=== PROBLEM TO SOLVE ===
Without the pictures, copy the entries below word for word.

(Stored items)

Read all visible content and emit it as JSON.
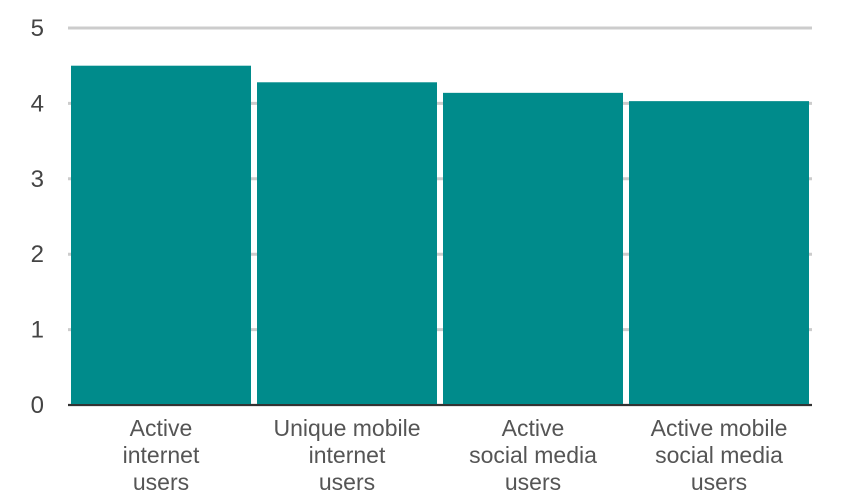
{
  "chart_data": {
    "type": "bar",
    "title": "",
    "xlabel": "",
    "ylabel": "",
    "ylim": [
      0,
      5
    ],
    "yticks": [
      "0",
      "1",
      "2",
      "3",
      "4",
      "5"
    ],
    "grid": true,
    "categories": [
      [
        "Active",
        "internet",
        "users"
      ],
      [
        "Unique mobile",
        "internet",
        "users"
      ],
      [
        "Active",
        "social media",
        "users"
      ],
      [
        "Active mobile",
        "social media",
        "users"
      ]
    ],
    "values": [
      4.5,
      4.28,
      4.14,
      4.03
    ],
    "colors": {
      "bar": "#008b8b",
      "grid": "#cccccc",
      "axis": "#333333"
    }
  }
}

=== EXERCISE ANSWER ===
Read all visible content and emit it as JSON.
{
  "chart_data": {
    "type": "bar",
    "title": "",
    "xlabel": "",
    "ylabel": "",
    "ylim": [
      0,
      5
    ],
    "yticks": [
      "0",
      "1",
      "2",
      "3",
      "4",
      "5"
    ],
    "grid": true,
    "categories": [
      [
        "Active",
        "internet",
        "users"
      ],
      [
        "Unique mobile",
        "internet",
        "users"
      ],
      [
        "Active",
        "social media",
        "users"
      ],
      [
        "Active mobile",
        "social media",
        "users"
      ]
    ],
    "values": [
      4.5,
      4.28,
      4.14,
      4.03
    ],
    "colors": {
      "bar": "#008b8b",
      "grid": "#cccccc",
      "axis": "#333333"
    }
  }
}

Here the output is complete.